Transcribe the full listing exactly, and drop every picture.

>> begin Material provided

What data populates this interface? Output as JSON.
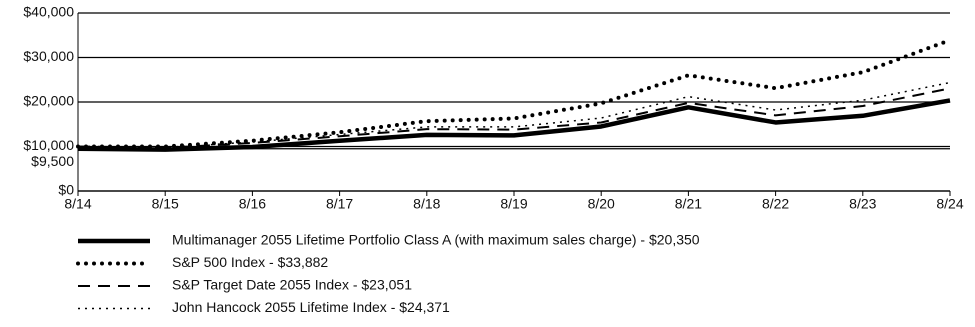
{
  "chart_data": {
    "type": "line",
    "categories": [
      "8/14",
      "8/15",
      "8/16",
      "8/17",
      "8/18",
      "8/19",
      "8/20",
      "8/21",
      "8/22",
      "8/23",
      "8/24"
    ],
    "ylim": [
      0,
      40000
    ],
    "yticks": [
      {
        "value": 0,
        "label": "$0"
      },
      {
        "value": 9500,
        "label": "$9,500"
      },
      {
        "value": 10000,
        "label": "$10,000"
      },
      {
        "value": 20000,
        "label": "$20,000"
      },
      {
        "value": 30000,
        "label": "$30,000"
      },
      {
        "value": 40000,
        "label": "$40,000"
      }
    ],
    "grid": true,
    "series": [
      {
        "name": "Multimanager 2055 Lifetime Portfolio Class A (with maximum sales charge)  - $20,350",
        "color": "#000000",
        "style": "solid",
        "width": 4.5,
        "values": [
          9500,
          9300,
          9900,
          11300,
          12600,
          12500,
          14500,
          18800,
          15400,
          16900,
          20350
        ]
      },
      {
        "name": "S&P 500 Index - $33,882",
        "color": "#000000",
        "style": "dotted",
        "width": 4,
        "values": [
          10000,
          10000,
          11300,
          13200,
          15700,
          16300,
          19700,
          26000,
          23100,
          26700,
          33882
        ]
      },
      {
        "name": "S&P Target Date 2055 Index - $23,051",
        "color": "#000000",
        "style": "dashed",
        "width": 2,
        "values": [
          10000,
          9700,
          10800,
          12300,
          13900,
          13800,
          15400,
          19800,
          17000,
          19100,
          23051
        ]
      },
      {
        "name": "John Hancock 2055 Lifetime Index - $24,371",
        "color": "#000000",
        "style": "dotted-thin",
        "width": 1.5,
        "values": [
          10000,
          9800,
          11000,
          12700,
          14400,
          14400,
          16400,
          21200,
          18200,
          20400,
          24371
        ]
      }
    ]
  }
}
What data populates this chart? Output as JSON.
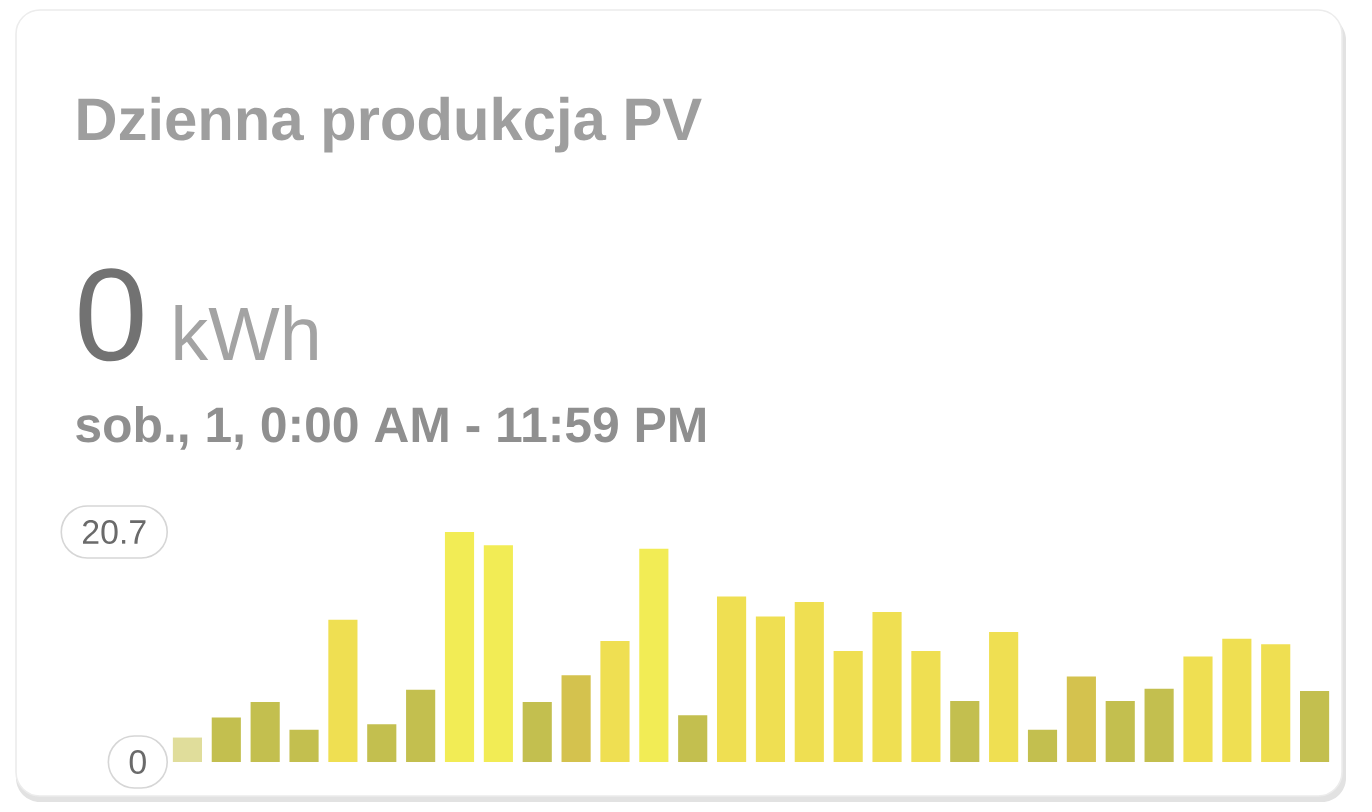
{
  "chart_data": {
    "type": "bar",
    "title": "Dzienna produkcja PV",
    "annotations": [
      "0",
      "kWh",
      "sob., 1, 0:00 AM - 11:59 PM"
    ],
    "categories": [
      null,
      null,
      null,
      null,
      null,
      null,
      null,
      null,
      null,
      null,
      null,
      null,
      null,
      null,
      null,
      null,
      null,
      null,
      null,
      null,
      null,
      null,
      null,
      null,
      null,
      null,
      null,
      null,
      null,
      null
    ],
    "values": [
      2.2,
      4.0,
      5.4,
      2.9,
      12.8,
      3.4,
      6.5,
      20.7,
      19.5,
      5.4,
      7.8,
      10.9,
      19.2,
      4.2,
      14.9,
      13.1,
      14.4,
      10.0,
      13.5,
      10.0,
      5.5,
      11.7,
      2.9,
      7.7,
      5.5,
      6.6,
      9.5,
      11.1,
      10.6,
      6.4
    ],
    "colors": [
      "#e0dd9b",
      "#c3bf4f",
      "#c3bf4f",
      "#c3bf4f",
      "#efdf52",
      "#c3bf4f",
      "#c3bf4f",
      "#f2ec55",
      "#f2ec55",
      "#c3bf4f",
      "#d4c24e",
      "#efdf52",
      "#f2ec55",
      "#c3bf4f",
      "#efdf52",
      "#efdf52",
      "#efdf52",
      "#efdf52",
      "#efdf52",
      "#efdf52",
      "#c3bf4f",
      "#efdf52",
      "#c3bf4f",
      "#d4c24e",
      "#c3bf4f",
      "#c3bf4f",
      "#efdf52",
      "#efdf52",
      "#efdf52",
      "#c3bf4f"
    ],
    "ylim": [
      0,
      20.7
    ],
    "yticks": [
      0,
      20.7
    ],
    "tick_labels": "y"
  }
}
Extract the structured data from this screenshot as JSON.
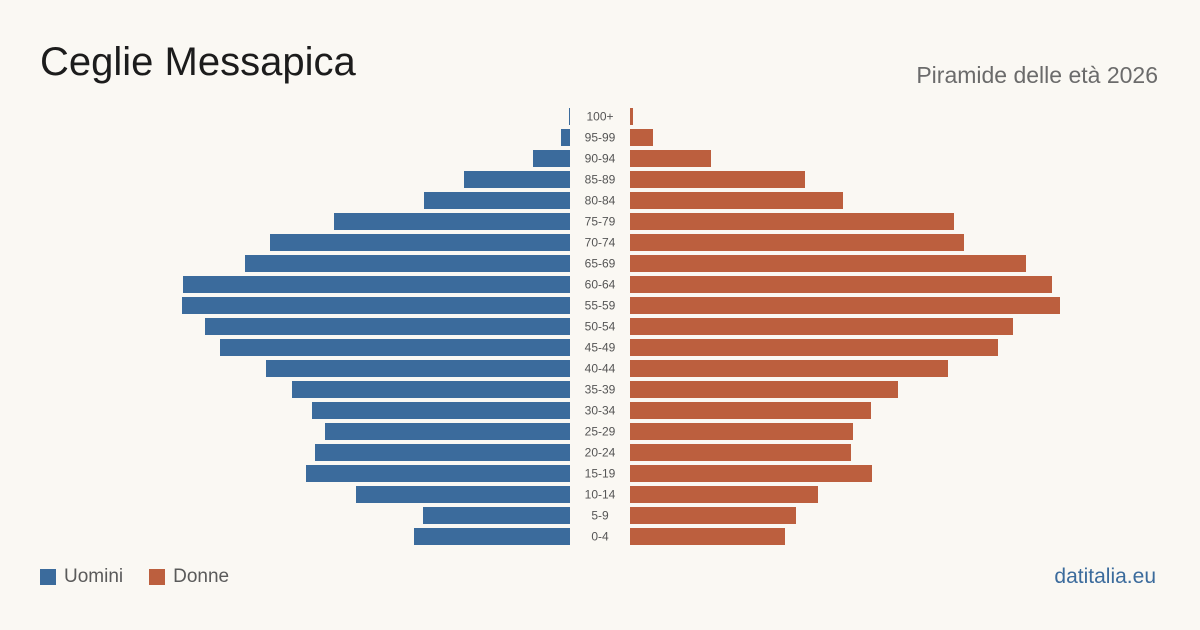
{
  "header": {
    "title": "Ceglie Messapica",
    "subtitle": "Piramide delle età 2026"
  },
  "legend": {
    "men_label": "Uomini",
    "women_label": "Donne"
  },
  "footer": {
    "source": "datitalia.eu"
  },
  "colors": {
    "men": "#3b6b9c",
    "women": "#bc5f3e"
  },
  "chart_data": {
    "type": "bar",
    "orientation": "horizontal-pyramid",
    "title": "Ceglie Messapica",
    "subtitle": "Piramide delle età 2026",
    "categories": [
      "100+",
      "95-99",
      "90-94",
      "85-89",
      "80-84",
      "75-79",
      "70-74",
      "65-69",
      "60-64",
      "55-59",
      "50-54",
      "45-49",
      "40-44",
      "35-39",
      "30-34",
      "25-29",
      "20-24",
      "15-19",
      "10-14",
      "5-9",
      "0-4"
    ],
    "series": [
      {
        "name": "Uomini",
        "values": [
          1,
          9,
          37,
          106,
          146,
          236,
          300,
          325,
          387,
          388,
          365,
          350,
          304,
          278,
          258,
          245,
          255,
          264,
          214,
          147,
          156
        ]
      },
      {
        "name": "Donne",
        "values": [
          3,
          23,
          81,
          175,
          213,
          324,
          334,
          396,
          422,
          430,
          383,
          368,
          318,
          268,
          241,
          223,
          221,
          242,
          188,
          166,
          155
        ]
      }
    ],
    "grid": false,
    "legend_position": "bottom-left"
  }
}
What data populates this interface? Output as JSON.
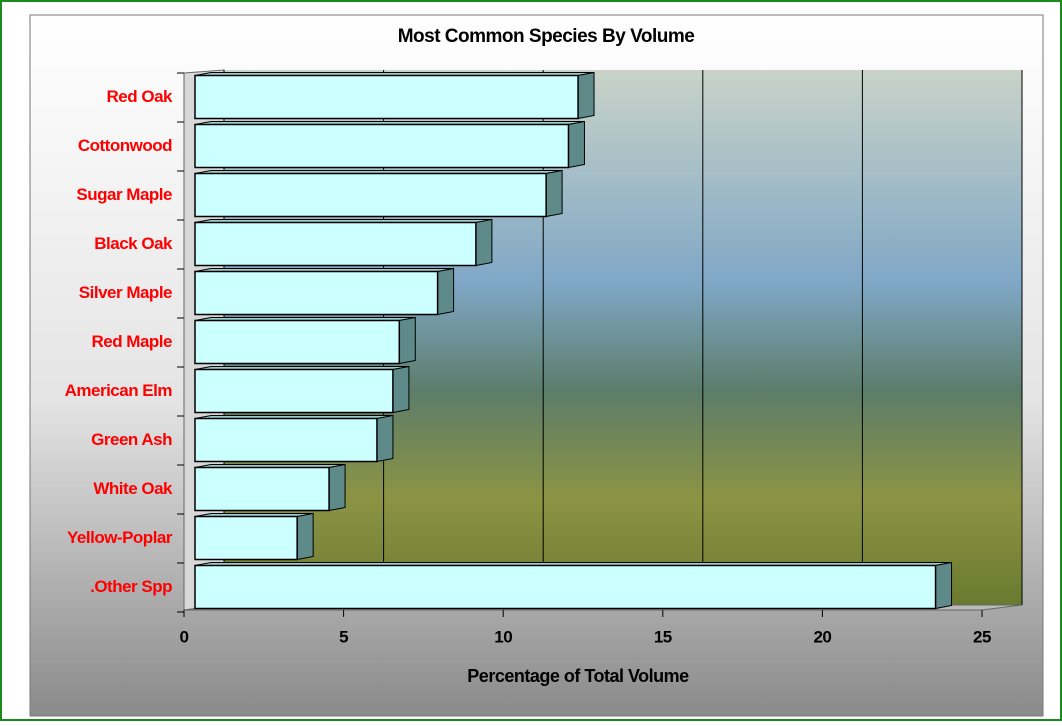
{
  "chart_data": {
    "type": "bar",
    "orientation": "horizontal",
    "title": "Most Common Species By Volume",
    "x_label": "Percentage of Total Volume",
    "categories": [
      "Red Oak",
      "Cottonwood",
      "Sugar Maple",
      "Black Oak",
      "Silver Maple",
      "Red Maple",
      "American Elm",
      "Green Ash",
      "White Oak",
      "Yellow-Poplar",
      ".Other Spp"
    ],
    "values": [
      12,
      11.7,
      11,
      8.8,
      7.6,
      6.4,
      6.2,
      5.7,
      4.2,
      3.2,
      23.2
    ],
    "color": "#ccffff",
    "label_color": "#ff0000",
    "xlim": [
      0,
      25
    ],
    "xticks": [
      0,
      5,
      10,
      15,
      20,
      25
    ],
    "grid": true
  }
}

>> end Material provided

Exercise result:
What data populates this interface? Output as JSON.
{
  "chart_data": {
    "type": "line",
    "categories": [
      "8/14",
      "8/15",
      "8/16",
      "8/17",
      "8/18",
      "8/19",
      "8/20",
      "8/21",
      "8/22",
      "8/23",
      "8/24"
    ],
    "ylim": [
      0,
      40000
    ],
    "yticks": [
      {
        "value": 0,
        "label": "$0"
      },
      {
        "value": 9500,
        "label": "$9,500"
      },
      {
        "value": 10000,
        "label": "$10,000"
      },
      {
        "value": 20000,
        "label": "$20,000"
      },
      {
        "value": 30000,
        "label": "$30,000"
      },
      {
        "value": 40000,
        "label": "$40,000"
      }
    ],
    "grid": true,
    "series": [
      {
        "name": "Multimanager 2055 Lifetime Portfolio Class A (with maximum sales charge)  - $20,350",
        "color": "#000000",
        "style": "solid",
        "width": 4.5,
        "values": [
          9500,
          9300,
          9900,
          11300,
          12600,
          12500,
          14500,
          18800,
          15400,
          16900,
          20350
        ]
      },
      {
        "name": "S&P 500 Index - $33,882",
        "color": "#000000",
        "style": "dotted",
        "width": 4,
        "values": [
          10000,
          10000,
          11300,
          13200,
          15700,
          16300,
          19700,
          26000,
          23100,
          26700,
          33882
        ]
      },
      {
        "name": "S&P Target Date 2055 Index - $23,051",
        "color": "#000000",
        "style": "dashed",
        "width": 2,
        "values": [
          10000,
          9700,
          10800,
          12300,
          13900,
          13800,
          15400,
          19800,
          17000,
          19100,
          23051
        ]
      },
      {
        "name": "John Hancock 2055 Lifetime Index - $24,371",
        "color": "#000000",
        "style": "dotted-thin",
        "width": 1.5,
        "values": [
          10000,
          9800,
          11000,
          12700,
          14400,
          14400,
          16400,
          21200,
          18200,
          20400,
          24371
        ]
      }
    ]
  }
}
What data populates this chart? Output as JSON.
{
  "chart_data": {
    "type": "bar",
    "title": "Dzienna produkcja PV",
    "annotations": [
      "0",
      "kWh",
      "sob., 1, 0:00 AM - 11:59 PM"
    ],
    "categories": [
      null,
      null,
      null,
      null,
      null,
      null,
      null,
      null,
      null,
      null,
      null,
      null,
      null,
      null,
      null,
      null,
      null,
      null,
      null,
      null,
      null,
      null,
      null,
      null,
      null,
      null,
      null,
      null,
      null,
      null
    ],
    "values": [
      2.2,
      4.0,
      5.4,
      2.9,
      12.8,
      3.4,
      6.5,
      20.7,
      19.5,
      5.4,
      7.8,
      10.9,
      19.2,
      4.2,
      14.9,
      13.1,
      14.4,
      10.0,
      13.5,
      10.0,
      5.5,
      11.7,
      2.9,
      7.7,
      5.5,
      6.6,
      9.5,
      11.1,
      10.6,
      6.4
    ],
    "colors": [
      "#e0dd9b",
      "#c3bf4f",
      "#c3bf4f",
      "#c3bf4f",
      "#efdf52",
      "#c3bf4f",
      "#c3bf4f",
      "#f2ec55",
      "#f2ec55",
      "#c3bf4f",
      "#d4c24e",
      "#efdf52",
      "#f2ec55",
      "#c3bf4f",
      "#efdf52",
      "#efdf52",
      "#efdf52",
      "#efdf52",
      "#efdf52",
      "#efdf52",
      "#c3bf4f",
      "#efdf52",
      "#c3bf4f",
      "#d4c24e",
      "#c3bf4f",
      "#c3bf4f",
      "#efdf52",
      "#efdf52",
      "#efdf52",
      "#c3bf4f"
    ],
    "ylim": [
      0,
      20.7
    ],
    "yticks": [
      0,
      20.7
    ],
    "tick_labels": "y"
  }
}
Extract the structured data from this screenshot as JSON.
{
  "header": {
    "title": "Ceglie Messapica",
    "subtitle": "Piramide delle età 2026"
  },
  "legend": {
    "men_label": "Uomini",
    "women_label": "Donne"
  },
  "footer": {
    "source": "datitalia.eu"
  },
  "colors": {
    "men": "#3b6b9c",
    "women": "#bc5f3e"
  },
  "chart_data": {
    "type": "bar",
    "orientation": "horizontal-pyramid",
    "title": "Ceglie Messapica",
    "subtitle": "Piramide delle età 2026",
    "categories": [
      "100+",
      "95-99",
      "90-94",
      "85-89",
      "80-84",
      "75-79",
      "70-74",
      "65-69",
      "60-64",
      "55-59",
      "50-54",
      "45-49",
      "40-44",
      "35-39",
      "30-34",
      "25-29",
      "20-24",
      "15-19",
      "10-14",
      "5-9",
      "0-4"
    ],
    "series": [
      {
        "name": "Uomini",
        "values": [
          1,
          9,
          37,
          106,
          146,
          236,
          300,
          325,
          387,
          388,
          365,
          350,
          304,
          278,
          258,
          245,
          255,
          264,
          214,
          147,
          156
        ]
      },
      {
        "name": "Donne",
        "values": [
          3,
          23,
          81,
          175,
          213,
          324,
          334,
          396,
          422,
          430,
          383,
          368,
          318,
          268,
          241,
          223,
          221,
          242,
          188,
          166,
          155
        ]
      }
    ],
    "grid": false,
    "legend_position": "bottom-left"
  }
}
What data populates this interface? Output as JSON.
{
  "chart_data": {
    "type": "bar",
    "orientation": "horizontal",
    "title": "Most Common Species By Volume",
    "x_label": "Percentage of Total Volume",
    "categories": [
      "Red Oak",
      "Cottonwood",
      "Sugar Maple",
      "Black Oak",
      "Silver Maple",
      "Red Maple",
      "American Elm",
      "Green Ash",
      "White Oak",
      "Yellow-Poplar",
      ".Other Spp"
    ],
    "values": [
      12,
      11.7,
      11,
      8.8,
      7.6,
      6.4,
      6.2,
      5.7,
      4.2,
      3.2,
      23.2
    ],
    "color": "#ccffff",
    "label_color": "#ff0000",
    "xlim": [
      0,
      25
    ],
    "xticks": [
      0,
      5,
      10,
      15,
      20,
      25
    ],
    "grid": true
  }
}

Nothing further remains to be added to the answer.